Good morning, nice people. Ramadan has ushered in a quieter news rhythm, so today’s issue is brisk — though not short on significance.
In this morning’s issue: EBRD is cutting a EUR 2.1 mn check for Morocco’s Nador West Med to strengthen industrial development, and we have news on Egypt skipping the showroom and heading to the garage for a USD 297 mn locomotive overhaul. Shall we dive in?
The big logistics story abroad
The European Commission said it expects Washington to stick to the joint trade agreement inked last year. The Commission demanded “full clarity” on Washington’s next steps and insisted the US honor the agreement, indicating that it will accept no increase in US tariffs. This comes after US President Donald Trump announced he is raising global tariffs to 15%.
Speaking of which, Trump’s newest tariff hike was found to benefit China and Brazil most while heralding higher costs for US allies, namely the UK, the EU, and Japan. US allies are thought to suffer most as their exports have a higher proportion of steel, aluminium, and autos, which are covered by some tariffs that remain in place.
Watch this space
TRADE — The Egyptian gov’t is overhauling its export subsidies program, moving away from acquired-rights toward a strictly performance-based model. Investment Minister Mohamed Farid told heads of 13 export councils in a meeting last week that the state will no longer grant subsidies without “measurable and verifiable digital targets,” according to a ministry statement. The new framework — developed in coordination with Industry Minister Khaled Hashem — will link export rebates to specific key performance indicators (KPIs), such as penetrating new markets, increasing production capacity, and hitting job creation targets.
Why this matters: For years, many Egyptian exporters have relied on state rebates as a predictable component of their net income margins. Farid’s message was clear: “No incentives without targets.” This shift potentially ends the era of automatic cost reimbursement, putting immediate operational pressure on firms that have built their business models around state payouts rather than efficiency.
What’s next? The meeting will be followed by individual sessions with each export council to set sector-specific numbers and timelines. We will be watching for the official release of the new executive regulations for the export subsidy program to see exactly how these KPIs will be weighted across different industries.

▶ [RECORDS SHOWN]
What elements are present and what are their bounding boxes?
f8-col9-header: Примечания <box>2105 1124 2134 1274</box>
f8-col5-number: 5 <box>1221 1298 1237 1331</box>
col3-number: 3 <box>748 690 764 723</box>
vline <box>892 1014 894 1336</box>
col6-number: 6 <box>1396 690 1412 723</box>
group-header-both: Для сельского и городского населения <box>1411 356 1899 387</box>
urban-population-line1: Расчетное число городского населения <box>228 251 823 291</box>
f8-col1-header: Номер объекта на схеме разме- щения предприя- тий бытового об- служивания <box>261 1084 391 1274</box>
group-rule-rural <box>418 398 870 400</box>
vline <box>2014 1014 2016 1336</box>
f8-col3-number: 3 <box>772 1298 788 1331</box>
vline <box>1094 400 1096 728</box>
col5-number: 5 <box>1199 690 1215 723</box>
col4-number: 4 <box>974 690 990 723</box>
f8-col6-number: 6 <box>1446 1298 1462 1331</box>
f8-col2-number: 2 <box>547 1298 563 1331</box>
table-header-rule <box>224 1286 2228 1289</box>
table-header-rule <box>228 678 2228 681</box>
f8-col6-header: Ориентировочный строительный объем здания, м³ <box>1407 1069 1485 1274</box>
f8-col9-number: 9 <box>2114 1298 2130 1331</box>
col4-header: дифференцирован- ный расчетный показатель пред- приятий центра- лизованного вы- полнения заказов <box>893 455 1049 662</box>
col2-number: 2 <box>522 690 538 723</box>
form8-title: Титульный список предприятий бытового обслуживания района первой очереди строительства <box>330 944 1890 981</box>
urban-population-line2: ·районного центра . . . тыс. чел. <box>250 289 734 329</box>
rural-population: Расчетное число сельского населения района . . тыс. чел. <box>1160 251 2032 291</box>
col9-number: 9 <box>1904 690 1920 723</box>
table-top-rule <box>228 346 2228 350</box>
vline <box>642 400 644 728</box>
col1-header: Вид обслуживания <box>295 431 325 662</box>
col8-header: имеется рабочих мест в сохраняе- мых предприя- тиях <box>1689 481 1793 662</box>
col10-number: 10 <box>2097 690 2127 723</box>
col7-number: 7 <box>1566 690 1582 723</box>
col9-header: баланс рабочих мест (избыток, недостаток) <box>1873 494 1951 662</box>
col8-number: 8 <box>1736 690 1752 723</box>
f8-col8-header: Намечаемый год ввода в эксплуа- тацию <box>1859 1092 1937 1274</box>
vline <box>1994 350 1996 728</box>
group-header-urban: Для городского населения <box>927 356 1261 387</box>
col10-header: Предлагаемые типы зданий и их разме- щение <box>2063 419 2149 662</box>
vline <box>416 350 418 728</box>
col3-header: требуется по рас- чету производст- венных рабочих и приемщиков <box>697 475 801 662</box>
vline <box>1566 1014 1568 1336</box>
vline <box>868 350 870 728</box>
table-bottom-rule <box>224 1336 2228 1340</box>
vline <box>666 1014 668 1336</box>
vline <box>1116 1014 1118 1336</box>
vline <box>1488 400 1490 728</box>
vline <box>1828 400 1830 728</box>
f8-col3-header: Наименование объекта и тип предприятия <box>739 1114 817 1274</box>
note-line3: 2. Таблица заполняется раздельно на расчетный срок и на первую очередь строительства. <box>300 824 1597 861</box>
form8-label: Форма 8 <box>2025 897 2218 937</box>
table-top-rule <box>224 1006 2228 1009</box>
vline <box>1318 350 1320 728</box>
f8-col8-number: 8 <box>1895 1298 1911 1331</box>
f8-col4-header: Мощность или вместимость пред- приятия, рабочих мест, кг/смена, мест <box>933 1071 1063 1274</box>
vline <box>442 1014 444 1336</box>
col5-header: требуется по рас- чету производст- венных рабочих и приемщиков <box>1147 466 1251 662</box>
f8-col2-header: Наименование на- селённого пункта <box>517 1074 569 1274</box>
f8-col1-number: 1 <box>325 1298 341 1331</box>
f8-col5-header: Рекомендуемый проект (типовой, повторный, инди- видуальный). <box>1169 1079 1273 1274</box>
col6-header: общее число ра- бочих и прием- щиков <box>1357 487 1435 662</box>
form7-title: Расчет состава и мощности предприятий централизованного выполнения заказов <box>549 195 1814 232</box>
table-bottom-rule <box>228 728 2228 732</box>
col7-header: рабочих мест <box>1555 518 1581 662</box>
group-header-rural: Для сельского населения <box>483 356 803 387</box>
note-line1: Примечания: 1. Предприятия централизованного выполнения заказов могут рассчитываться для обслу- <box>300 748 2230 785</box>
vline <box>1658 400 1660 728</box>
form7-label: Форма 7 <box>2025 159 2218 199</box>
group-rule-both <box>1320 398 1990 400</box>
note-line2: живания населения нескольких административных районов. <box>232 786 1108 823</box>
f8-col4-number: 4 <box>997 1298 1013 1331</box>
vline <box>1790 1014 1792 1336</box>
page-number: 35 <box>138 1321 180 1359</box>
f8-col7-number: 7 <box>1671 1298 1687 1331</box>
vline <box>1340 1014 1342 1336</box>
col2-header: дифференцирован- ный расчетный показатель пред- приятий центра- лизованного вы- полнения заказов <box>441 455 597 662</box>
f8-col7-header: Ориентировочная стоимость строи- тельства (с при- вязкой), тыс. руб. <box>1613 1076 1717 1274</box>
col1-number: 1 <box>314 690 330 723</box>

▶ [DIRECTION]
Reproduce the portion of the newsletter from "In this morning’s" up to and including "we dive in?". Rely solely on the newsletter text to respond, not the entries.

▶ [SOLUTION TO THIS TASK]
In this morning’s issue: EBRD is cutting a EUR 2.1 mn check for Morocco’s Nador West Med to strengthen industrial development, and we have news on Egypt skipping the showroom and heading to the garage for a USD 297 mn locomotive overhaul. Shall we dive in?